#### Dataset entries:
--- --- ---

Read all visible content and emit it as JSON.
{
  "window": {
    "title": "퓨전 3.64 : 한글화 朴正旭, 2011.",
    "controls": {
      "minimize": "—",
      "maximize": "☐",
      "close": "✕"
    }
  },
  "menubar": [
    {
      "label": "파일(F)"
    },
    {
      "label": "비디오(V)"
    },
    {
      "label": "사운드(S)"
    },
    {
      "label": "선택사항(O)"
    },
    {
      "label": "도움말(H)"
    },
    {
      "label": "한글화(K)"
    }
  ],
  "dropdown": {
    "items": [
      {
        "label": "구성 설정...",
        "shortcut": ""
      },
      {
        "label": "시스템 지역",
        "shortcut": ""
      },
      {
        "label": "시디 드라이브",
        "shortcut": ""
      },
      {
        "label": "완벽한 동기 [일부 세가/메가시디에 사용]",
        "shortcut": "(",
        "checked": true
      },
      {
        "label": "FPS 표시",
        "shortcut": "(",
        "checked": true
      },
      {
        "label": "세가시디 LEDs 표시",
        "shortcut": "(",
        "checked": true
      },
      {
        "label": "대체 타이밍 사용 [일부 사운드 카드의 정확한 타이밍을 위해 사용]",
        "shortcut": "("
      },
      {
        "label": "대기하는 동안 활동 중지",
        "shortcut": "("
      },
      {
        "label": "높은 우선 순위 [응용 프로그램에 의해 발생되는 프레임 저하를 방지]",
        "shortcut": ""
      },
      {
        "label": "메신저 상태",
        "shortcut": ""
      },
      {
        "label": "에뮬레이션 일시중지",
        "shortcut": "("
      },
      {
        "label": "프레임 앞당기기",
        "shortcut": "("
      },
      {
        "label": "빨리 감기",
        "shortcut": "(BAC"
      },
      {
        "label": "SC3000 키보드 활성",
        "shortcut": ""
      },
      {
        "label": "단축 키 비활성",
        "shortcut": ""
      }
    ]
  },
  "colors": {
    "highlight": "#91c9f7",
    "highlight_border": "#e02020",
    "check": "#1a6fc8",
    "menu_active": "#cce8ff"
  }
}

--- --- ---

#### Task statement:
Reproduce the records word for word.

#### Output:
Read all visible content and emit it as JSON.
{
  "window": {
    "title": "퓨전 3.64 : 한글화 朴正旭, 2011.",
    "controls": {
      "minimize": "—",
      "maximize": "☐",
      "close": "✕"
    }
  },
  "menubar": [
    {
      "label": "파일(F)"
    },
    {
      "label": "비디오(V)"
    },
    {
      "label": "사운드(S)"
    },
    {
      "label": "선택사항(O)"
    },
    {
      "label": "도움말(H)"
    },
    {
      "label": "한글화(K)"
    }
  ],
  "dropdown": {
    "items": [
      {
        "label": "구성 설정...",
        "shortcut": ""
      },
      {
        "label": "시스템 지역",
        "shortcut": ""
      },
      {
        "label": "시디 드라이브",
        "shortcut": ""
      },
      {
        "label": "완벽한 동기 [일부 세가/메가시디에 사용]",
        "shortcut": "(",
        "checked": true
      },
      {
        "label": "FPS 표시",
        "shortcut": "(",
        "checked": true
      },
      {
        "label": "세가시디 LEDs 표시",
        "shortcut": "(",
        "checked": true
      },
      {
        "label": "대체 타이밍 사용 [일부 사운드 카드의 정확한 타이밍을 위해 사용]",
        "shortcut": "("
      },
      {
        "label": "대기하는 동안 활동 중지",
        "shortcut": "("
      },
      {
        "label": "높은 우선 순위 [응용 프로그램에 의해 발생되는 프레임 저하를 방지]",
        "shortcut": ""
      },
      {
        "label": "메신저 상태",
        "shortcut": ""
      },
      {
        "label": "에뮬레이션 일시중지",
        "shortcut": "("
      },
      {
        "label": "프레임 앞당기기",
        "shortcut": "("
      },
      {
        "label": "빨리 감기",
        "shortcut": "(BAC"
      },
      {
        "label": "SC3000 키보드 활성",
        "shortcut": ""
      },
      {
        "label": "단축 키 비활성",
        "shortcut": ""
      }
    ]
  },
  "colors": {
    "highlight": "#91c9f7",
    "highlight_border": "#e02020",
    "check": "#1a6fc8",
    "menu_active": "#cce8ff"
  }
}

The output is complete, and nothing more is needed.